Where a line in the listing contains the string "archivo", copy that line out.

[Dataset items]
+===+

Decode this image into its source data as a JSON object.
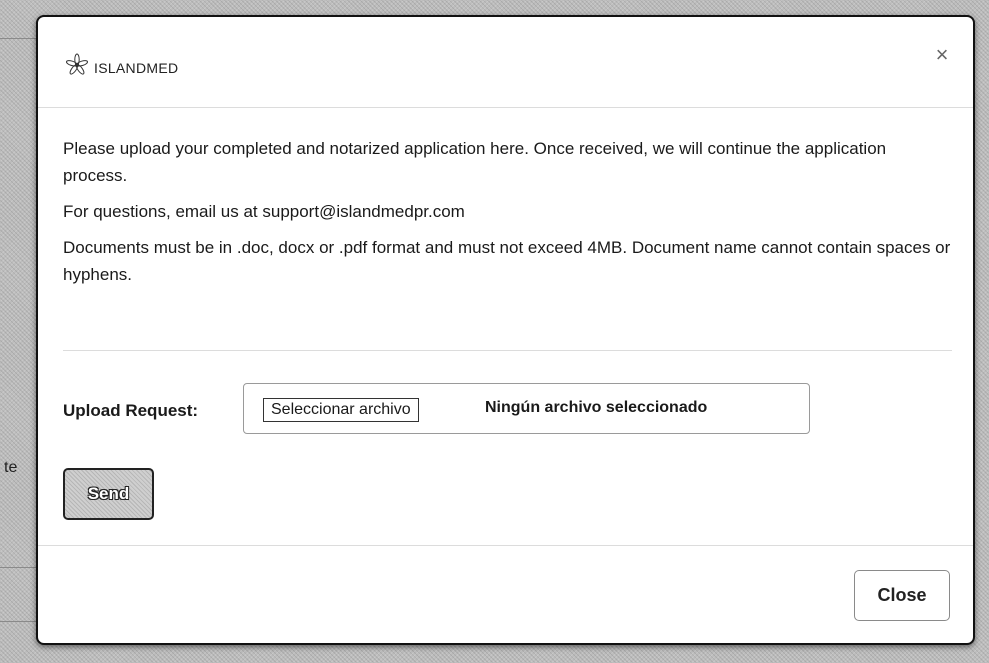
{
  "background": {
    "partial_text": "te"
  },
  "modal": {
    "logo": {
      "icon": "flower-icon",
      "text": "ISLANDMED"
    },
    "close_icon": "×",
    "body": {
      "paragraphs": [
        "Please upload your completed and notarized application here. Once received, we will continue the application process.",
        "For questions, email us at support@islandmedpr.com",
        "Documents must be in .doc, docx or .pdf format and must not exceed 4MB. Document name cannot contain spaces or hyphens."
      ]
    },
    "upload": {
      "label": "Upload Request:",
      "choose_button": "Seleccionar archivo",
      "status": "Ningún archivo seleccionado"
    },
    "send_label": "Send",
    "close_label": "Close"
  },
  "colors": {
    "overlay": "#bdbdbd",
    "modal_bg": "#ffffff",
    "send_button_bg": "#cfcfcf"
  }
}
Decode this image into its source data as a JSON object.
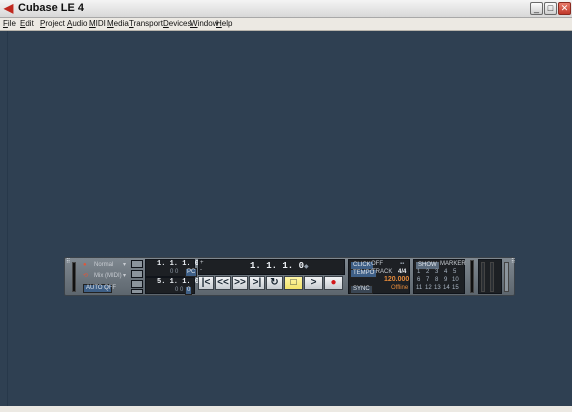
{
  "window": {
    "title": "Cubase LE 4"
  },
  "menubar": [
    "File",
    "Edit",
    "Project",
    "Audio",
    "MIDI",
    "Media",
    "Transport",
    "Devices",
    "Window",
    "Help"
  ],
  "transport": {
    "record_mode": "Normal",
    "cycle_mode": "Mix (MIDI)",
    "auto_q": {
      "label": "AUTO Q",
      "value": "OFF"
    },
    "left_locator": "1. 1. 1.    0",
    "left_locator_sub": "0    0",
    "right_locator": "5. 1. 1.    0",
    "right_locator_sub": "0    0",
    "pre_label": "PC",
    "post_label": "0",
    "position": "1. 1. 1.    0",
    "click": {
      "label": "CLICK",
      "value": "OFF"
    },
    "tempo": {
      "label": "TEMPO",
      "mode": "TRACK",
      "signature": "4/4",
      "bpm": "120.000"
    },
    "sync": {
      "label": "SYNC",
      "status": "Offline"
    },
    "marker": {
      "show_label": "SHOW",
      "title": "MARKER",
      "rows": [
        [
          "1",
          "2",
          "3",
          "4",
          "5"
        ],
        [
          "6",
          "7",
          "8",
          "9",
          "10"
        ],
        [
          "11",
          "12",
          "13",
          "14",
          "15"
        ]
      ]
    },
    "controls": [
      "go-to-start",
      "rewind",
      "fast-forward",
      "go-to-end",
      "cycle",
      "stop",
      "play",
      "record"
    ],
    "control_glyphs": [
      "|<",
      "<<",
      ">>",
      ">|",
      "↻",
      "□",
      ">",
      "●"
    ]
  },
  "colors": {
    "workspace": "#2f4052",
    "record": "#d2161a",
    "stop_active": "#f3e36a",
    "chip_blue": "#3e5f86",
    "tempo_value": "#e58a3a"
  }
}
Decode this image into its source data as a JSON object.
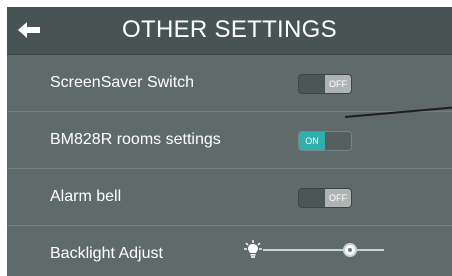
{
  "header": {
    "title": "OTHER SETTINGS",
    "back_icon": "back-arrow-icon"
  },
  "settings": [
    {
      "label": "ScreenSaver Switch",
      "control": "toggle",
      "state": "OFF"
    },
    {
      "label": "BM828R rooms settings",
      "control": "toggle",
      "state": "ON"
    },
    {
      "label": "Alarm bell",
      "control": "toggle",
      "state": "OFF"
    },
    {
      "label": "Backlight Adjust",
      "control": "slider",
      "value_fraction": 0.72,
      "icon": "bulb-icon"
    }
  ],
  "colors": {
    "panel": "#5f6b6a",
    "header": "#485453",
    "on_accent": "#30b0ad",
    "off_knob": "#aeb4b3",
    "divider": "#76817f",
    "annotation_line": "#1e1e1e"
  }
}
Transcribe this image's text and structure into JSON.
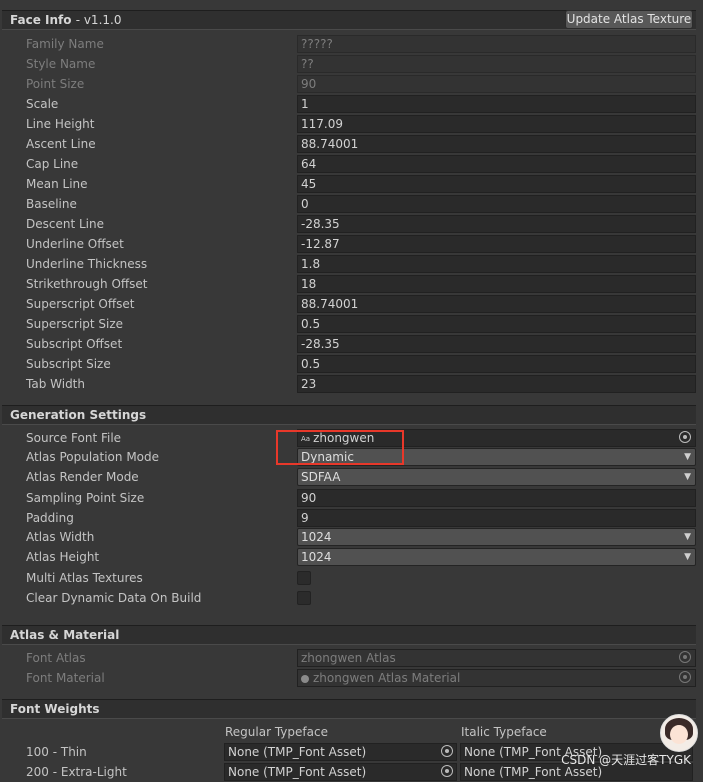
{
  "face_info": {
    "title": "Face Info",
    "version": "- v1.1.0",
    "update_button": "Update Atlas Texture",
    "fields": [
      {
        "label": "Family Name",
        "value": "?????",
        "disabled": true
      },
      {
        "label": "Style Name",
        "value": "??",
        "disabled": true
      },
      {
        "label": "Point Size",
        "value": "90",
        "disabled": true
      },
      {
        "label": "Scale",
        "value": "1",
        "disabled": false
      },
      {
        "label": "Line Height",
        "value": "117.09",
        "disabled": false
      },
      {
        "label": "Ascent Line",
        "value": "88.74001",
        "disabled": false
      },
      {
        "label": "Cap Line",
        "value": "64",
        "disabled": false
      },
      {
        "label": "Mean Line",
        "value": "45",
        "disabled": false
      },
      {
        "label": "Baseline",
        "value": "0",
        "disabled": false
      },
      {
        "label": "Descent Line",
        "value": "-28.35",
        "disabled": false
      },
      {
        "label": "Underline Offset",
        "value": "-12.87",
        "disabled": false
      },
      {
        "label": "Underline Thickness",
        "value": "1.8",
        "disabled": false
      },
      {
        "label": "Strikethrough Offset",
        "value": "18",
        "disabled": false
      },
      {
        "label": "Superscript Offset",
        "value": "88.74001",
        "disabled": false
      },
      {
        "label": "Superscript Size",
        "value": "0.5",
        "disabled": false
      },
      {
        "label": "Subscript Offset",
        "value": "-28.35",
        "disabled": false
      },
      {
        "label": "Subscript Size",
        "value": "0.5",
        "disabled": false
      },
      {
        "label": "Tab Width",
        "value": "23",
        "disabled": false
      }
    ]
  },
  "generation": {
    "title": "Generation Settings",
    "source_font_file": {
      "label": "Source Font File",
      "icon_text": "Aa",
      "value": "zhongwen"
    },
    "atlas_population_mode": {
      "label": "Atlas Population Mode",
      "value": "Dynamic"
    },
    "atlas_render_mode": {
      "label": "Atlas Render Mode",
      "value": "SDFAA"
    },
    "sampling_point_size": {
      "label": "Sampling Point Size",
      "value": "90"
    },
    "padding": {
      "label": "Padding",
      "value": "9"
    },
    "atlas_width": {
      "label": "Atlas Width",
      "value": "1024"
    },
    "atlas_height": {
      "label": "Atlas Height",
      "value": "1024"
    },
    "multi_atlas": {
      "label": "Multi Atlas Textures",
      "checked": false
    },
    "clear_dynamic": {
      "label": "Clear Dynamic Data On Build",
      "checked": false
    }
  },
  "atlas_material": {
    "title": "Atlas & Material",
    "font_atlas": {
      "label": "Font Atlas",
      "value": "zhongwen Atlas"
    },
    "font_material": {
      "label": "Font Material",
      "value": "zhongwen Atlas Material"
    }
  },
  "font_weights": {
    "title": "Font Weights",
    "regular_header": "Regular Typeface",
    "italic_header": "Italic Typeface",
    "rows": [
      {
        "label": "100 - Thin",
        "regular": "None (TMP_Font Asset)",
        "italic": "None (TMP_Font Asset)"
      },
      {
        "label": "200 - Extra-Light",
        "regular": "None (TMP_Font Asset)",
        "italic": "None (TMP_Font Asset)"
      }
    ]
  },
  "watermark": "CSDN @天涯过客TYGK",
  "colors": {
    "highlight": "#e8382a",
    "panel": "#383838",
    "header": "#2f2f2f"
  }
}
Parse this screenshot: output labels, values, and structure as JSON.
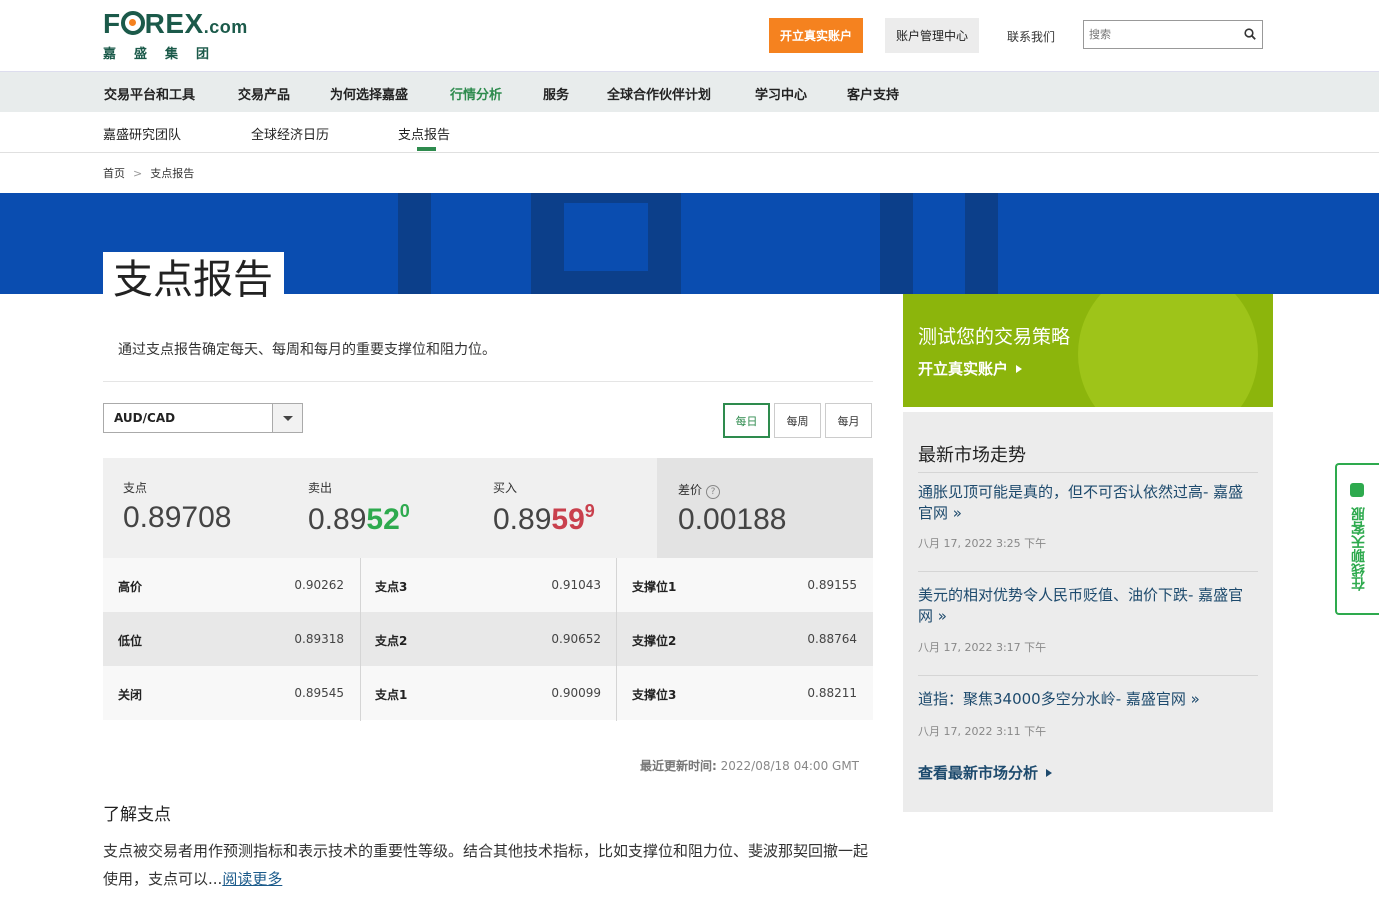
{
  "header": {
    "logo_main": "F",
    "logo_rest": "REX",
    "logo_com": ".com",
    "logo_sub": "嘉盛集团",
    "open_account": "开立真实账户",
    "account_center": "账户管理中心",
    "contact": "联系我们",
    "search_placeholder": "搜索"
  },
  "main_nav": [
    {
      "label": "交易平台和工具"
    },
    {
      "label": "交易产品"
    },
    {
      "label": "为何选择嘉盛"
    },
    {
      "label": "行情分析",
      "active": true
    },
    {
      "label": "服务"
    },
    {
      "label": "全球合作伙伴计划"
    },
    {
      "label": "学习中心"
    },
    {
      "label": "客户支持"
    }
  ],
  "sub_nav": [
    {
      "label": "嘉盛研究团队"
    },
    {
      "label": "全球经济日历"
    },
    {
      "label": "支点报告",
      "active": true
    }
  ],
  "breadcrumb": {
    "home": "首页",
    "sep": ">",
    "current": "支点报告"
  },
  "page": {
    "title": "支点报告",
    "intro": "通过支点报告确定每天、每周和每月的重要支撑位和阻力位。"
  },
  "selector": {
    "pair": "AUD/CAD",
    "periods": [
      {
        "label": "每日",
        "active": true
      },
      {
        "label": "每周"
      },
      {
        "label": "每月"
      }
    ]
  },
  "quote": {
    "pivot_label": "支点",
    "pivot_value": "0.89708",
    "sell_label": "卖出",
    "sell_prefix": "0.89",
    "sell_big": "52",
    "sell_sup": "0",
    "buy_label": "买入",
    "buy_prefix": "0.89",
    "buy_big": "59",
    "buy_sup": "9",
    "spread_label": "差价",
    "spread_help": "?",
    "spread_value": "0.00188"
  },
  "levels": [
    [
      {
        "label": "高价",
        "value": "0.90262"
      },
      {
        "label": "支点3",
        "value": "0.91043"
      },
      {
        "label": "支撑位1",
        "value": "0.89155"
      }
    ],
    [
      {
        "label": "低位",
        "value": "0.89318"
      },
      {
        "label": "支点2",
        "value": "0.90652"
      },
      {
        "label": "支撑位2",
        "value": "0.88764"
      }
    ],
    [
      {
        "label": "关闭",
        "value": "0.89545"
      },
      {
        "label": "支点1",
        "value": "0.90099"
      },
      {
        "label": "支撑位3",
        "value": "0.88211"
      }
    ]
  ],
  "updated": {
    "label": "最近更新时间:",
    "value": "2022/08/18 04:00 GMT"
  },
  "learn": {
    "title": "了解支点",
    "text": "支点被交易者用作预测指标和表示技术的重要性等级。结合其他技术指标，比如支撑位和阻力位、斐波那契回撤一起使用，支点可以...",
    "link": "阅读更多"
  },
  "promo": {
    "title": "测试您的交易策略",
    "link": "开立真实账户"
  },
  "market": {
    "title": "最新市场走势",
    "news": [
      {
        "title": "通胀见顶可能是真的，但不可否认依然过高- 嘉盛官网 »",
        "date": "八月 17, 2022 3:25 下午"
      },
      {
        "title": "美元的相对优势令人民币贬值、油价下跌- 嘉盛官网 »",
        "date": "八月 17, 2022 3:17 下午"
      },
      {
        "title": "道指：聚焦34000多空分水岭- 嘉盛官网 »",
        "date": "八月 17, 2022 3:11 下午"
      }
    ],
    "more": "查看最新市场分析"
  },
  "chat": {
    "label": "在线聊天客服"
  },
  "colors": {
    "brand": "#1b5a4a",
    "accent_orange": "#f5821f",
    "green": "#2e8b4e",
    "banner_blue": "#0a4db0",
    "promo_green": "#8cb50c"
  }
}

+===+

* RESULT FOR THIS EXERCISE
      "choose_button": "Seleccionar archivo",
      "status": "Ningún archivo seleccionado"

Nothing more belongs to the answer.